- [Problem requirements] Report how many lines of these entries hold the string "Jabatan"; reply with the number alone.

(Collected data)

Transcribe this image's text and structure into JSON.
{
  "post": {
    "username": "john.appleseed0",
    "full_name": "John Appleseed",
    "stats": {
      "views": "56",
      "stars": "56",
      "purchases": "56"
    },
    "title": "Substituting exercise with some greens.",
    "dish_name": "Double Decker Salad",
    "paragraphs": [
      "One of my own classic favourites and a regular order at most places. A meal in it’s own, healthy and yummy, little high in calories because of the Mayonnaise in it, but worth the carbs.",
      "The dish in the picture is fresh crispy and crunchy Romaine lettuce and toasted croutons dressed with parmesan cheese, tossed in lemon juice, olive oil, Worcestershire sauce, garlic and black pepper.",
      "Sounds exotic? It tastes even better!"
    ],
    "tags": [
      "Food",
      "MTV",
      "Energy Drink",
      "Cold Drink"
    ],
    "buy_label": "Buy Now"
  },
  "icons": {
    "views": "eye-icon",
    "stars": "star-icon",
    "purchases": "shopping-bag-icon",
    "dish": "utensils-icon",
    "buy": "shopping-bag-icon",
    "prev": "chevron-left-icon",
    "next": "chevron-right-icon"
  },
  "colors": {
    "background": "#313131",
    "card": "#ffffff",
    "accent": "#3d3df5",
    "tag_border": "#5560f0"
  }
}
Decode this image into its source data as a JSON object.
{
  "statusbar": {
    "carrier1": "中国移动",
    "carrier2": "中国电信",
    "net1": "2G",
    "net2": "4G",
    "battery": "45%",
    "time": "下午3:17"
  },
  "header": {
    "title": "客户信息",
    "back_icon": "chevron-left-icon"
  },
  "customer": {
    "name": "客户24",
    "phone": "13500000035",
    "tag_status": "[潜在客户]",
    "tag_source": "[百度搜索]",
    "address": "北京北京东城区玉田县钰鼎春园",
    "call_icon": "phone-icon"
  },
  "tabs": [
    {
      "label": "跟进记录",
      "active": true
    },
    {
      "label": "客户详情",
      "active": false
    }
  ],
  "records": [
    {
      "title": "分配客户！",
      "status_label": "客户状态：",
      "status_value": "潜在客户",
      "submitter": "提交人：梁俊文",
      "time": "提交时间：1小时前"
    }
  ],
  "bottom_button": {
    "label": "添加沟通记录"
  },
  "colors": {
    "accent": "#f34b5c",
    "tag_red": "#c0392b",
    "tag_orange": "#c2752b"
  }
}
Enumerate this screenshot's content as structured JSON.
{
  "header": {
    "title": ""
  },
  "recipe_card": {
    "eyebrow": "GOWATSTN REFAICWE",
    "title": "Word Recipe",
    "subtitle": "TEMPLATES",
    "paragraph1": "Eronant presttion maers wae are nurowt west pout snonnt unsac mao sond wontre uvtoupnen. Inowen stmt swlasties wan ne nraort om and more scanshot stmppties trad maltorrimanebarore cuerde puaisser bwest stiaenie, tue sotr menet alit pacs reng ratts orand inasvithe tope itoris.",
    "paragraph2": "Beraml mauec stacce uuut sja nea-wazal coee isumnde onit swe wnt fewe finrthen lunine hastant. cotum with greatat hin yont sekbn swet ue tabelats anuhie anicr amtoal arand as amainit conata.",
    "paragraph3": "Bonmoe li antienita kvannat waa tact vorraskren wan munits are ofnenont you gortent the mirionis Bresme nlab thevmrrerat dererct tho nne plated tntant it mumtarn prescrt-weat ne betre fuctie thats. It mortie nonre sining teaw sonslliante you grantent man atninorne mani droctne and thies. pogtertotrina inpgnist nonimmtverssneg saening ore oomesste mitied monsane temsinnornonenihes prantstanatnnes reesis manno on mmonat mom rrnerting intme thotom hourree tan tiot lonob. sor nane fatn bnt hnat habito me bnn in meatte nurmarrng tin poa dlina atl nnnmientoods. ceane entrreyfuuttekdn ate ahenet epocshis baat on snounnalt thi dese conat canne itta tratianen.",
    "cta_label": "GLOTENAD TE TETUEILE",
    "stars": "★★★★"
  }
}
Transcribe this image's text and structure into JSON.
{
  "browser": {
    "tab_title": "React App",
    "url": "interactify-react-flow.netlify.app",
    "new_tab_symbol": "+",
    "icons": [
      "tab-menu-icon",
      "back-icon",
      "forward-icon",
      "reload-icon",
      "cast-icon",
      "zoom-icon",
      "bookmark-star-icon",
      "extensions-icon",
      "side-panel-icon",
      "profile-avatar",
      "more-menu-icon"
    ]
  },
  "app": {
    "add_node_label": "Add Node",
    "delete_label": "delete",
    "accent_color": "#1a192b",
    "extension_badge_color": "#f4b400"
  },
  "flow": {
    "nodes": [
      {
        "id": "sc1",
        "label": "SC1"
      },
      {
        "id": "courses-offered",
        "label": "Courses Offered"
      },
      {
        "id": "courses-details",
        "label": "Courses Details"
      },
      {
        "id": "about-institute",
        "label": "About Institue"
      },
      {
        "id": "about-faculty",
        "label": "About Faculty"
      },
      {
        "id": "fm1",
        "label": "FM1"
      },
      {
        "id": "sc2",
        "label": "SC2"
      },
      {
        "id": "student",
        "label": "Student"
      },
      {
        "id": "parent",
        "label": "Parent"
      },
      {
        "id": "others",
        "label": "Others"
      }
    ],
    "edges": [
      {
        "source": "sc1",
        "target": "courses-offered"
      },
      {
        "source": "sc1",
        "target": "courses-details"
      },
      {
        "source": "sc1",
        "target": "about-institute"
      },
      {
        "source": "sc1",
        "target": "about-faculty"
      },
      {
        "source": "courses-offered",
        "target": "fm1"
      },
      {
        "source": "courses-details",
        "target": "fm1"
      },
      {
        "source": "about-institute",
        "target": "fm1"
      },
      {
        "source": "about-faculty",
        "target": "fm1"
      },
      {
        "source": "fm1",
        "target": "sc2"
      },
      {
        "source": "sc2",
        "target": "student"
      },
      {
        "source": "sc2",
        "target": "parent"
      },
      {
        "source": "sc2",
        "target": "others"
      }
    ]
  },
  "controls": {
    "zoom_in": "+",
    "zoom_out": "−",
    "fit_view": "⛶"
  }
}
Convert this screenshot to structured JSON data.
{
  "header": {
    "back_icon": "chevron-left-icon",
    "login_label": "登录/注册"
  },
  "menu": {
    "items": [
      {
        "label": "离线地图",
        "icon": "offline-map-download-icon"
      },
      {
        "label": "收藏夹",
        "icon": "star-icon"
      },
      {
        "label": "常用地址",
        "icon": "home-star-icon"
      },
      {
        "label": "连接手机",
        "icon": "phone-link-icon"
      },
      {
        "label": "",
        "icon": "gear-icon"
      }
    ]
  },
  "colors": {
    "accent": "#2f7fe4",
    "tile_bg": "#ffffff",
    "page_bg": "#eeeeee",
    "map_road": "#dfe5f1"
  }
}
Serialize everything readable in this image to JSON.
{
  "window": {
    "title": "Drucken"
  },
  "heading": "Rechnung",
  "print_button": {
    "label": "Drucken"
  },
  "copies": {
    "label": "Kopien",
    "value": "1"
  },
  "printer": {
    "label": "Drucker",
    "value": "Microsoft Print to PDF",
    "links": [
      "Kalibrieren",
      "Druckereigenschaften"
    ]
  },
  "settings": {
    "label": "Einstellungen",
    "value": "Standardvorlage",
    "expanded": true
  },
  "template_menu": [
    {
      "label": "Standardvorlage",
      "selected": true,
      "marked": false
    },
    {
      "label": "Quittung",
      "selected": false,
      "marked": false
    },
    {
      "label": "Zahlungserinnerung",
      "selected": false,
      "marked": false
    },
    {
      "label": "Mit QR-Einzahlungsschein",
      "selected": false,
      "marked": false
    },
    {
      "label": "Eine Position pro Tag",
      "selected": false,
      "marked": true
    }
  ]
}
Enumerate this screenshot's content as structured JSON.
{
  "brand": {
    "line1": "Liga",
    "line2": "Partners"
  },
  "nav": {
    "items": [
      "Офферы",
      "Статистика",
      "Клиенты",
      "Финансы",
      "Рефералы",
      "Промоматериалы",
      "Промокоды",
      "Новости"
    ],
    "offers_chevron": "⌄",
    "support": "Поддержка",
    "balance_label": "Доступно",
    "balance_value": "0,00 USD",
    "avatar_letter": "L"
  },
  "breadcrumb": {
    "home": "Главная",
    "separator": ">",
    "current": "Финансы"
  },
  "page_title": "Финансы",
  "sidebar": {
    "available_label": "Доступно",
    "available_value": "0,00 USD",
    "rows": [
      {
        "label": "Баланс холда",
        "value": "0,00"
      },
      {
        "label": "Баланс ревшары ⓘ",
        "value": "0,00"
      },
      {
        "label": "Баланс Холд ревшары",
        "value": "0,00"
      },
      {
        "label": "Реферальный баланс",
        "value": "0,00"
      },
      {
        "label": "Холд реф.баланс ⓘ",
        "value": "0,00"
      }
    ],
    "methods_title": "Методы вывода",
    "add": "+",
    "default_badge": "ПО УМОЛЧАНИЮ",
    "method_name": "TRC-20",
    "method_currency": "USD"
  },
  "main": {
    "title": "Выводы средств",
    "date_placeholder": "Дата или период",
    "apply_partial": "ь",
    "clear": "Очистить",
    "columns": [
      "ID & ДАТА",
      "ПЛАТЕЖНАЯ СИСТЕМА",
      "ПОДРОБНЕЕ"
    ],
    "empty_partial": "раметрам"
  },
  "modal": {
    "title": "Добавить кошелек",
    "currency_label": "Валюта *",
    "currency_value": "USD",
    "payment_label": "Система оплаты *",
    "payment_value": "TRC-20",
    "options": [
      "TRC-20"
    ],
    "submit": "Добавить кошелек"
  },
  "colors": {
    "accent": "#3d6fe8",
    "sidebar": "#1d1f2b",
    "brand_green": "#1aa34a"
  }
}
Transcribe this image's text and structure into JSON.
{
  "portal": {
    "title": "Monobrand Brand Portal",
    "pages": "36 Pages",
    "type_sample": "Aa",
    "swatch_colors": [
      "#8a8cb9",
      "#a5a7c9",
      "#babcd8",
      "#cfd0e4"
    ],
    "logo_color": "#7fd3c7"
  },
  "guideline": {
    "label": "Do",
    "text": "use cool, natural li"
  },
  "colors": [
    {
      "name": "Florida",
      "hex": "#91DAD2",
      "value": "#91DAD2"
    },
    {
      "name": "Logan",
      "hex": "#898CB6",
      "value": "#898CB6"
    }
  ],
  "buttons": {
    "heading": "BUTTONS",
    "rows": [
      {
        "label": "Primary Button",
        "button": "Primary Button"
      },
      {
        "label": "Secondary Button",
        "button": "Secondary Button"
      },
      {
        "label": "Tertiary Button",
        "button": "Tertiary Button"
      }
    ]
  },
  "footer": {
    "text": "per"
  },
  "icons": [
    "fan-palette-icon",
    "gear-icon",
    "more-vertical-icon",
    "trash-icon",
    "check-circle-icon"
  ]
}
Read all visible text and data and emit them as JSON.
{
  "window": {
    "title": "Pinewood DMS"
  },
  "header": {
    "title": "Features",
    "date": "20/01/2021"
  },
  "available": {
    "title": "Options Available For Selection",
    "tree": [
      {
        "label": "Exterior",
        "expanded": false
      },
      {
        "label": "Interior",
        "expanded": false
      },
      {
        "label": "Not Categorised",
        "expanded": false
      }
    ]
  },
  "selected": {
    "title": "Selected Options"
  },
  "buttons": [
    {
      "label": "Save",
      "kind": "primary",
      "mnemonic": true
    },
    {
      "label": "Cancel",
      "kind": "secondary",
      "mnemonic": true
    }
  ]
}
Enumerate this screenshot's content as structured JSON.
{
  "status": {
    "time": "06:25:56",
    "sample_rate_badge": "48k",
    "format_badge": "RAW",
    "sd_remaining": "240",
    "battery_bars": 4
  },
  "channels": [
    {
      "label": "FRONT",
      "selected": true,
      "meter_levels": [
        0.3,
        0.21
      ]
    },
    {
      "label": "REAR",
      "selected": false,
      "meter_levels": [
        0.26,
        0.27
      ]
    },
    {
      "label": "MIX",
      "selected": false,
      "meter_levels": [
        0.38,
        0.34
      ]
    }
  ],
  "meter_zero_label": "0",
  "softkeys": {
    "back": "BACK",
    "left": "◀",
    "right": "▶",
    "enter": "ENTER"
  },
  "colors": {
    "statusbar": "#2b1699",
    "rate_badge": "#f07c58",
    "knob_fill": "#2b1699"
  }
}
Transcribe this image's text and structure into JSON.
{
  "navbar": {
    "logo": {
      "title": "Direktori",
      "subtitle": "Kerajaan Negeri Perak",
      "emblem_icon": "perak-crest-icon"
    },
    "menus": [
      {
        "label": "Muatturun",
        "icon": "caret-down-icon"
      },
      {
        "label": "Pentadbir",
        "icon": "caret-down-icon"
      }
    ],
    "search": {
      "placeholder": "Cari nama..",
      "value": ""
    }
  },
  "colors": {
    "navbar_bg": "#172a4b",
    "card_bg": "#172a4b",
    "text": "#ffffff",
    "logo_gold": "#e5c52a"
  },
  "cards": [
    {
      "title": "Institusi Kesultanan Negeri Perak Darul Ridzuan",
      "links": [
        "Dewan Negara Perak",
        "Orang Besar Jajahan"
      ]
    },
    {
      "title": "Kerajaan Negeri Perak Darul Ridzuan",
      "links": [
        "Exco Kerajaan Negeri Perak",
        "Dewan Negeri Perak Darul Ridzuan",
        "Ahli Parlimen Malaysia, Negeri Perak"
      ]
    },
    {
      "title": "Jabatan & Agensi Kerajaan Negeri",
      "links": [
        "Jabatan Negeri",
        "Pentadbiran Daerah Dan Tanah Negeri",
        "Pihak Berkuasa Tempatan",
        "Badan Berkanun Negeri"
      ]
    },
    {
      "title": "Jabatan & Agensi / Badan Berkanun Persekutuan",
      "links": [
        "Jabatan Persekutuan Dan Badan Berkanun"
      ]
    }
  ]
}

- [Solution below] 4